Input data —
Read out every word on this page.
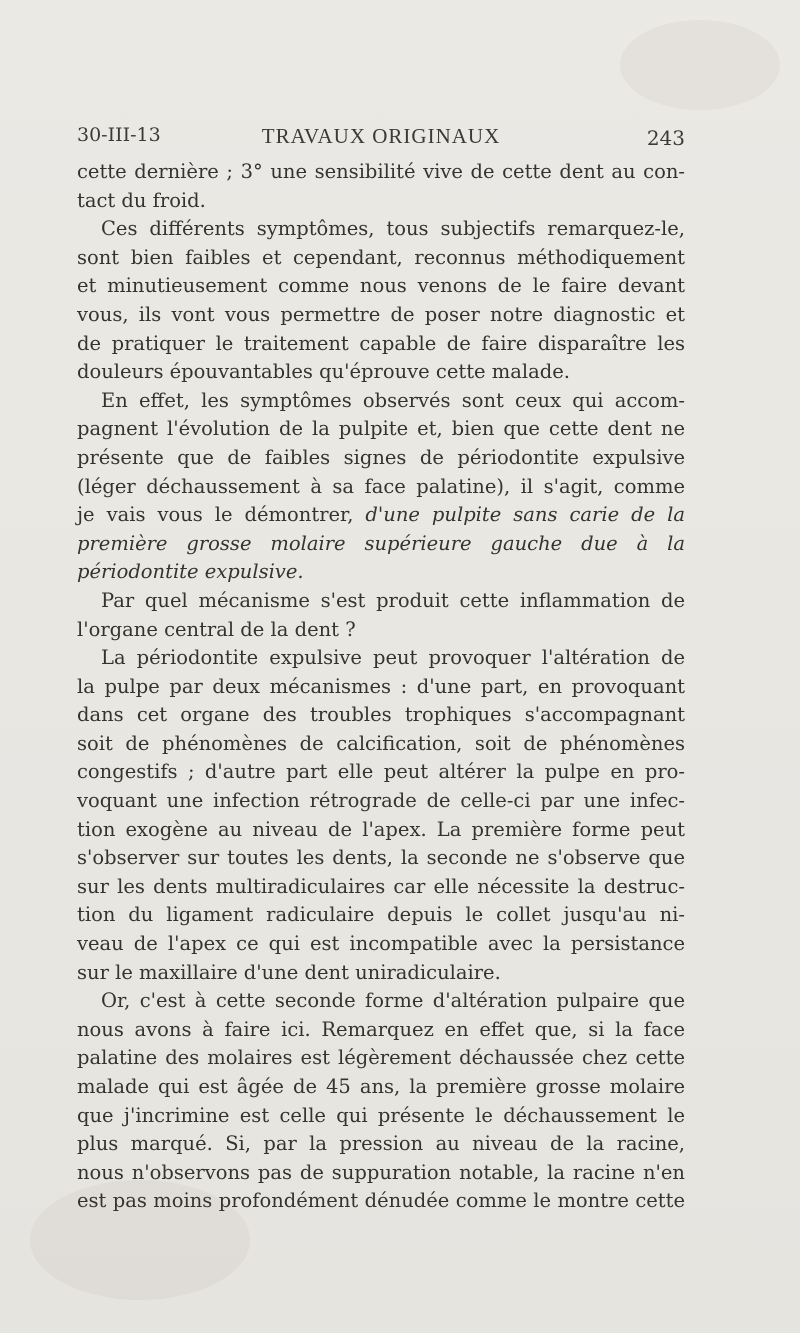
30-III-13	TRAVAUX ORIGINAUX	243

cette dernière ; 3° une sensibilité vive de cette dent au con-

tact du froid.

Ces différents symptômes, tous subjectifs remarquez-le,

sont bien faibles et cependant, reconnus méthodiquement

et minutieusement comme nous venons de le faire devant

vous, ils vont vous permettre de poser notre diagnostic et

de pratiquer le traitement capable de faire disparaître les

douleurs épouvantables qu'éprouve cette malade.

En effet, les symptômes observés sont ceux qui accom-

pagnent l'évolution de la pulpite et, bien que cette dent ne

présente que de faibles signes de périodontite expulsive

(léger déchaussement à sa face palatine), il s'agit, comme

je vais vous le démontrer, d'une pulpite sans carie de la

première grosse molaire supérieure gauche due à la

périodontite expulsive.

Par quel mécanisme s'est produit cette inflammation de

l'organe central de la dent ?

La périodontite expulsive peut provoquer l'altération de

la pulpe par deux mécanismes : d'une part, en provoquant

dans cet organe des troubles trophiques s'accompagnant

soit de phénomènes de calcification, soit de phénomènes

congestifs ; d'autre part elle peut altérer la pulpe en pro-

voquant une infection rétrograde de celle-ci par une infec-

tion exogène au niveau de l'apex. La première forme peut

s'observer sur toutes les dents, la seconde ne s'observe que

sur les dents multiradiculaires car elle nécessite la destruc-

tion du ligament radiculaire depuis le collet jusqu'au ni-

veau de l'apex ce qui est incompatible avec la persistance

sur le maxillaire d'une dent uniradiculaire.

Or, c'est à cette seconde forme d'altération pulpaire que

nous avons à faire ici. Remarquez en effet que, si la face

palatine des molaires est légèrement déchaussée chez cette

malade qui est âgée de 45 ans, la première grosse molaire

que j'incrimine est celle qui présente le déchaussement le

plus marqué. Si, par la pression au niveau de la racine,

nous n'observons pas de suppuration notable, la racine n'en

est pas moins profondément dénudée comme le montre cette
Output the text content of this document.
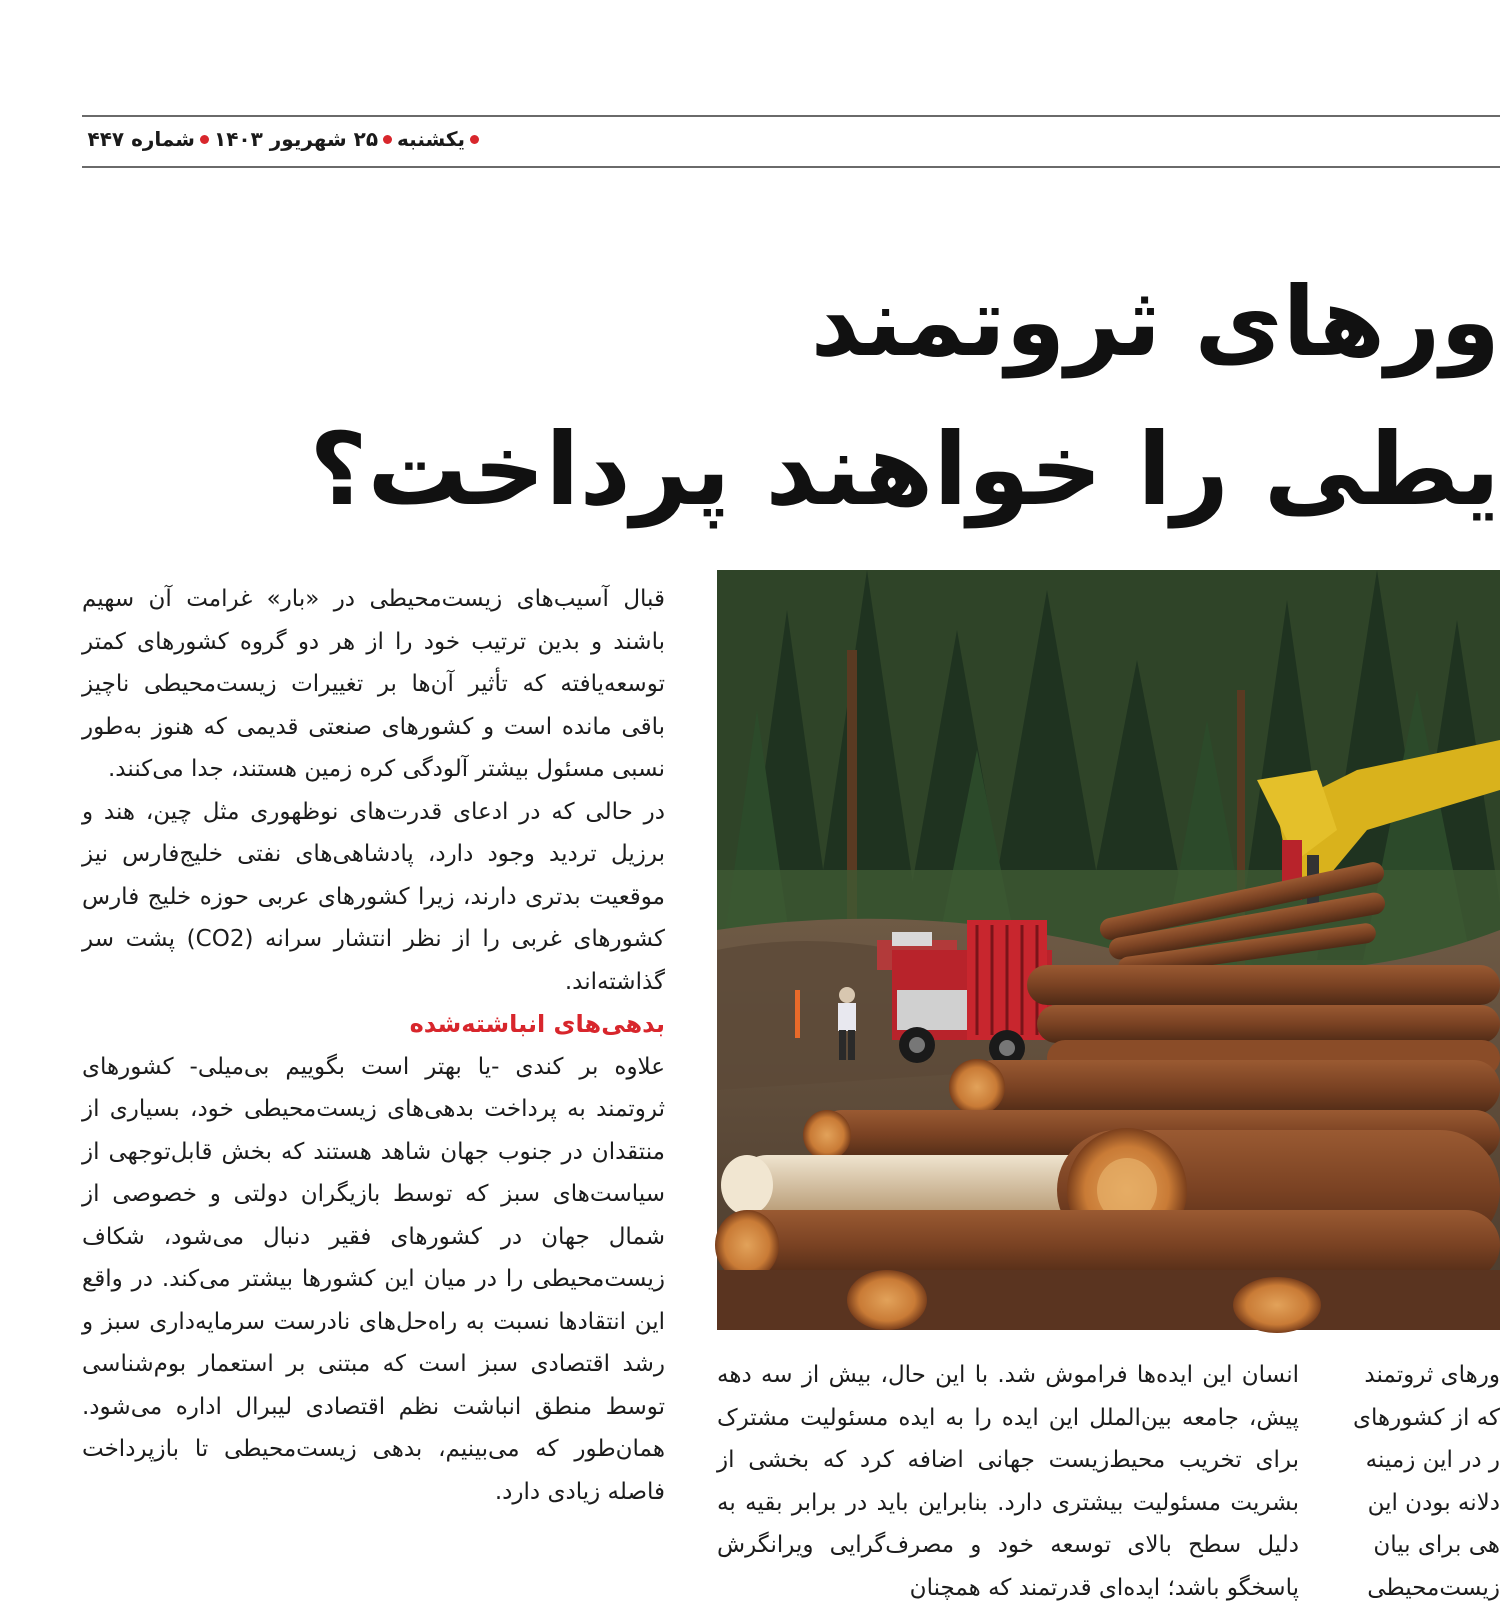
یکشنبه
۲۵ شهریور ۱۴۰۳
شماره ۴۴۷
ورهای ثروتمند
یطی را خواهند پرداخت؟

قبال آسیب‌های زیست‌محیطی در «بار» غرامت آن سهیم باشند و بدین ترتیب خود را از هر دو گروه کشورهای کمتر توسعه‌یافته که تأثیر آن‌ها بر تغییرات زیست‌محیطی ناچیز باقی مانده است و کشورهای صنعتی قدیمی که هنوز به‌طور نسبی مسئول بیشتر آلودگی کره زمین هستند، جدا می‌کنند.

در حالی که در ادعای قدرت‌های نوظهوری مثل چین، هند و برزیل تردید وجود دارد، پادشاهی‌های نفتی خلیج‌فارس نیز موقعیت بدتری دارند، زیرا کشورهای عربی حوزه خلیج فارس کشورهای غربی را از نظر انتشار سرانه (CO2) پشت سر گذاشته‌اند.

بدهی‌های انباشته‌شده

علاوه بر کندی -یا بهتر است بگوییم بی‌میلی- کشورهای ثروتمند به پرداخت بدهی‌های زیست‌محیطی خود، بسیاری از منتقدان در جنوب جهان شاهد هستند که بخش قابل‌توجهی از سیاست‌های سبز که توسط بازیگران دولتی و خصوصی از شمال جهان در کشورهای فقیر دنبال می‌شود، شکاف زیست‌محیطی را در میان این کشورها بیشتر می‌کند. در واقع این انتقادها نسبت به راه‌حل‌های نادرست سرمایه‌داری سبز و رشد اقتصادی سبز است که مبتنی بر استعمار بوم‌شناسی توسط منطق انباشت نظم اقتصادی لیبرال اداره می‌شود. همان‌طور که می‌بینیم، بدهی زیست‌محیطی تا بازپرداخت فاصله زیادی دارد.

انسان این ایده‌ها فراموش شد. با این حال، بیش از سه دهه پیش، جامعه بین‌الملل این ایده را به ایده مسئولیت مشترک برای تخریب محیط‌زیست جهانی اضافه کرد که بخشی از بشریت مسئولیت بیشتری دارد. بنابراین باید در برابر بقیه به دلیل سطح بالای توسعه خود و مصرف‌گرایی ویرانگرش پاسخگو باشد؛ ایده‌ای قدرتمند که همچنان

ورهای ثروتمند
که از کشورهای
ر در این زمینه
دلانه بودن این
هی برای بیان
زیست‌محیطی
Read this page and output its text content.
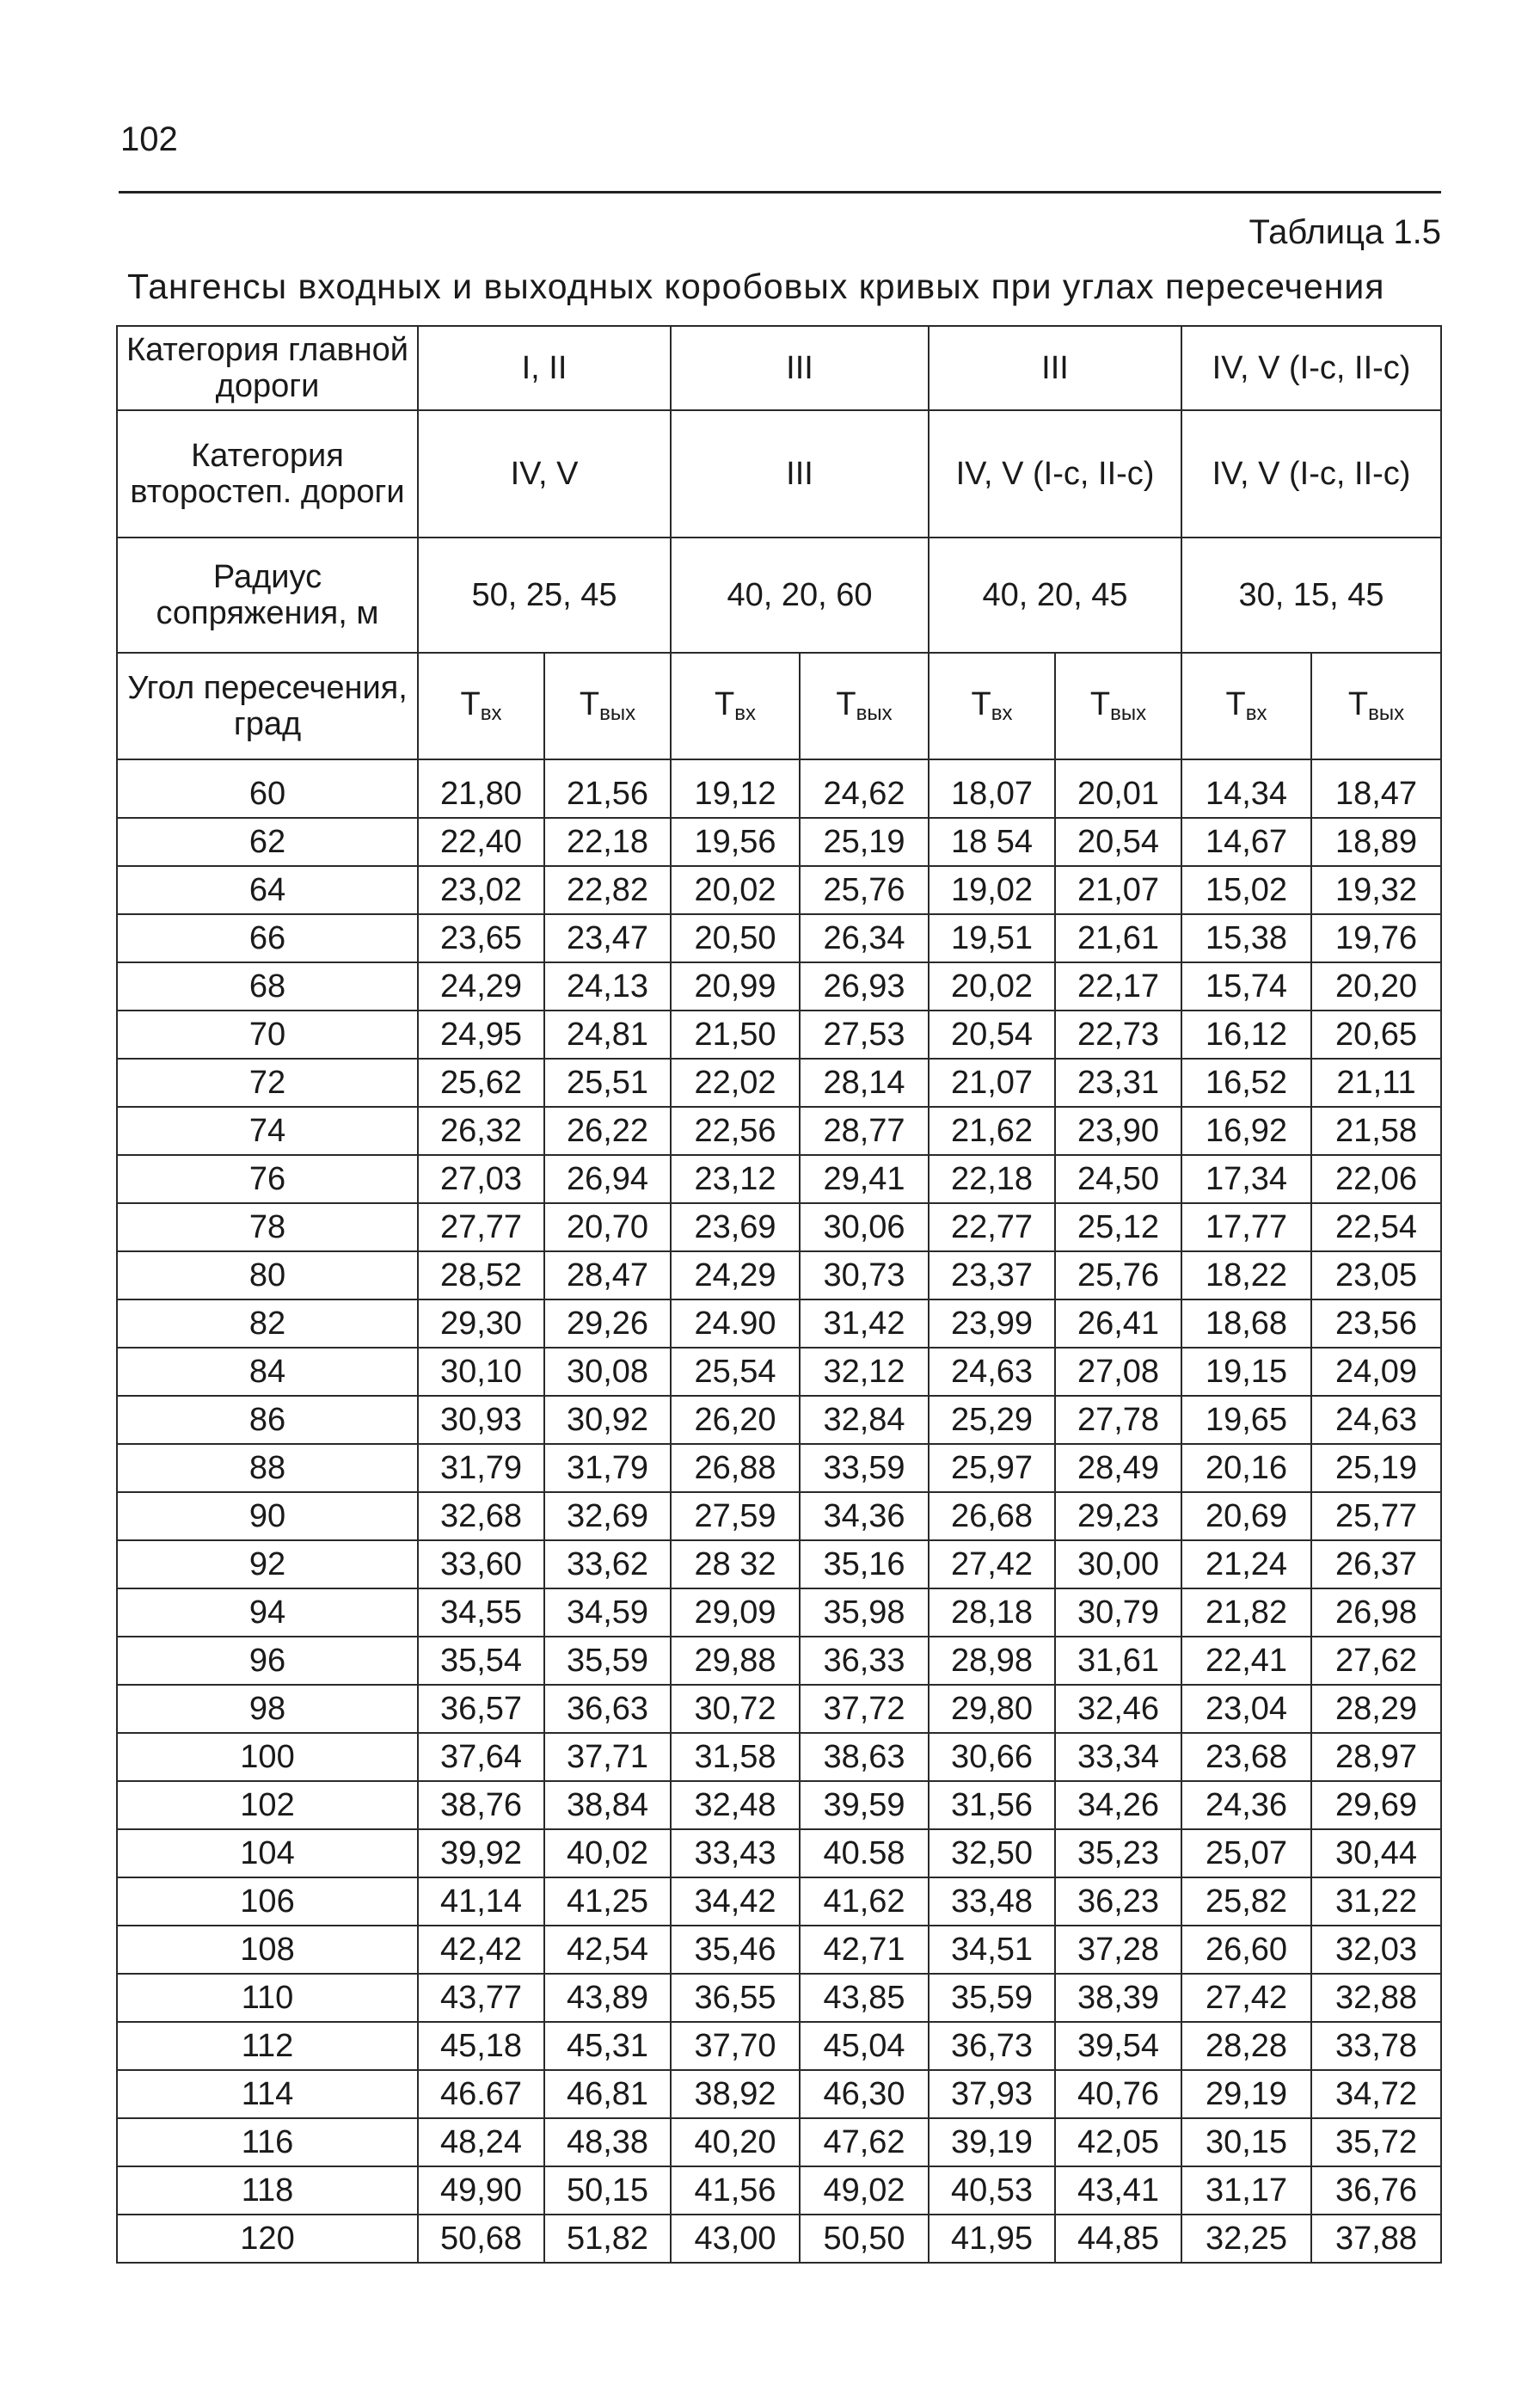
102
Таблица 1.5
Тангенсы входных и выходных коробовых кривых при углах пересечения
Категория главной дороги	I, II		III		III		IV, V (I-c, II-c)	
Категория второстеп. дороги	IV, V		III		IV, V (I-c, II-c)		IV, V (I-c, II-c)	
Радиус сопряжения, м	50, 25, 45		40, 20, 60		40, 20, 45		30, 15, 45	
Угол пересечения, град	$T_{вх}$	$T_{вых}$	$T_{вх}$	$T_{вых}$	$T_{вх}$	$T_{вых}$	$T_{вх}$	$T_{вых}$
60	21,80	21,56	19,12	24,62	18,07	20,01	14,34	18,47
62	22,40	22,18	19,56	25,19	18 54	20,54	14,67	18,89
64	23,02	22,82	20,02	25,76	19,02	21,07	15,02	19,32
66	23,65	23,47	20,50	26,34	19,51	21,61	15,38	19,76
68	24,29	24,13	20,99	26,93	20,02	22,17	15,74	20,20
70	24,95	24,81	21,50	27,53	20,54	22,73	16,12	20,65
72	25,62	25,51	22,02	28,14	21,07	23,31	16,52	21,11
74	26,32	26,22	22,56	28,77	21,62	23,90	16,92	21,58
76	27,03	26,94	23,12	29,41	22,18	24,50	17,34	22,06
78	27,77	20,70	23,69	30,06	22,77	25,12	17,77	22,54
80	28,52	28,47	24,29	30,73	23,37	25,76	18,22	23,05
82	29,30	29,26	24.90	31,42	23,99	26,41	18,68	23,56
84	30,10	30,08	25,54	32,12	24,63	27,08	19,15	24,09
86	30,93	30,92	26,20	32,84	25,29	27,78	19,65	24,63
88	31,79	31,79	26,88	33,59	25,97	28,49	20,16	25,19
90	32,68	32,69	27,59	34,36	26,68	29,23	20,69	25,77
92	33,60	33,62	28 32	35,16	27,42	30,00	21,24	26,37
94	34,55	34,59	29,09	35,98	28,18	30,79	21,82	26,98
96	35,54	35,59	29,88	36,33	28,98	31,61	22,41	27,62
98	36,57	36,63	30,72	37,72	29,80	32,46	23,04	28,29
100	37,64	37,71	31,58	38,63	30,66	33,34	23,68	28,97
102	38,76	38,84	32,48	39,59	31,56	34,26	24,36	29,69
104	39,92	40,02	33,43	40.58	32,50	35,23	25,07	30,44
106	41,14	41,25	34,42	41,62	33,48	36,23	25,82	31,22
108	42,42	42,54	35,46	42,71	34,51	37,28	26,60	32,03
110	43,77	43,89	36,55	43,85	35,59	38,39	27,42	32,88
112	45,18	45,31	37,70	45,04	36,73	39,54	28,28	33,78
114	46.67	46,81	38,92	46,30	37,93	40,76	29,19	34,72
116	48,24	48,38	40,20	47,62	39,19	42,05	30,15	35,72
118	49,90	50,15	41,56	49,02	40,53	43,41	31,17	36,76
120	50,68	51,82	43,00	50,50	41,95	44,85	32,25	37,88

The exercise — Please write out the material from the line containing "Read this page and output its text content." to its final line, both inclusive, exactly as it appears; pictures are not part of the copy.

In response —
Read this page and output its text content.
102
Таблица 1.5
Тангенсы входных и выходных коробовых кривых при углах пересечения
Категория главной дороги	I, II		III		III		IV, V (I-c, II-c)	
Категория второстеп. дороги	IV, V		III		IV, V (I-c, II-c)		IV, V (I-c, II-c)	
Радиус сопряжения, м	50, 25, 45		40, 20, 60		40, 20, 45		30, 15, 45	
Угол пересечения, град	$T_{вх}$	$T_{вых}$	$T_{вх}$	$T_{вых}$	$T_{вх}$	$T_{вых}$	$T_{вх}$	$T_{вых}$
60	21,80	21,56	19,12	24,62	18,07	20,01	14,34	18,47
62	22,40	22,18	19,56	25,19	18 54	20,54	14,67	18,89
64	23,02	22,82	20,02	25,76	19,02	21,07	15,02	19,32
66	23,65	23,47	20,50	26,34	19,51	21,61	15,38	19,76
68	24,29	24,13	20,99	26,93	20,02	22,17	15,74	20,20
70	24,95	24,81	21,50	27,53	20,54	22,73	16,12	20,65
72	25,62	25,51	22,02	28,14	21,07	23,31	16,52	21,11
74	26,32	26,22	22,56	28,77	21,62	23,90	16,92	21,58
76	27,03	26,94	23,12	29,41	22,18	24,50	17,34	22,06
78	27,77	20,70	23,69	30,06	22,77	25,12	17,77	22,54
80	28,52	28,47	24,29	30,73	23,37	25,76	18,22	23,05
82	29,30	29,26	24.90	31,42	23,99	26,41	18,68	23,56
84	30,10	30,08	25,54	32,12	24,63	27,08	19,15	24,09
86	30,93	30,92	26,20	32,84	25,29	27,78	19,65	24,63
88	31,79	31,79	26,88	33,59	25,97	28,49	20,16	25,19
90	32,68	32,69	27,59	34,36	26,68	29,23	20,69	25,77
92	33,60	33,62	28 32	35,16	27,42	30,00	21,24	26,37
94	34,55	34,59	29,09	35,98	28,18	30,79	21,82	26,98
96	35,54	35,59	29,88	36,33	28,98	31,61	22,41	27,62
98	36,57	36,63	30,72	37,72	29,80	32,46	23,04	28,29
100	37,64	37,71	31,58	38,63	30,66	33,34	23,68	28,97
102	38,76	38,84	32,48	39,59	31,56	34,26	24,36	29,69
104	39,92	40,02	33,43	40.58	32,50	35,23	25,07	30,44
106	41,14	41,25	34,42	41,62	33,48	36,23	25,82	31,22
108	42,42	42,54	35,46	42,71	34,51	37,28	26,60	32,03
110	43,77	43,89	36,55	43,85	35,59	38,39	27,42	32,88
112	45,18	45,31	37,70	45,04	36,73	39,54	28,28	33,78
114	46.67	46,81	38,92	46,30	37,93	40,76	29,19	34,72
116	48,24	48,38	40,20	47,62	39,19	42,05	30,15	35,72
118	49,90	50,15	41,56	49,02	40,53	43,41	31,17	36,76
120	50,68	51,82	43,00	50,50	41,95	44,85	32,25	37,88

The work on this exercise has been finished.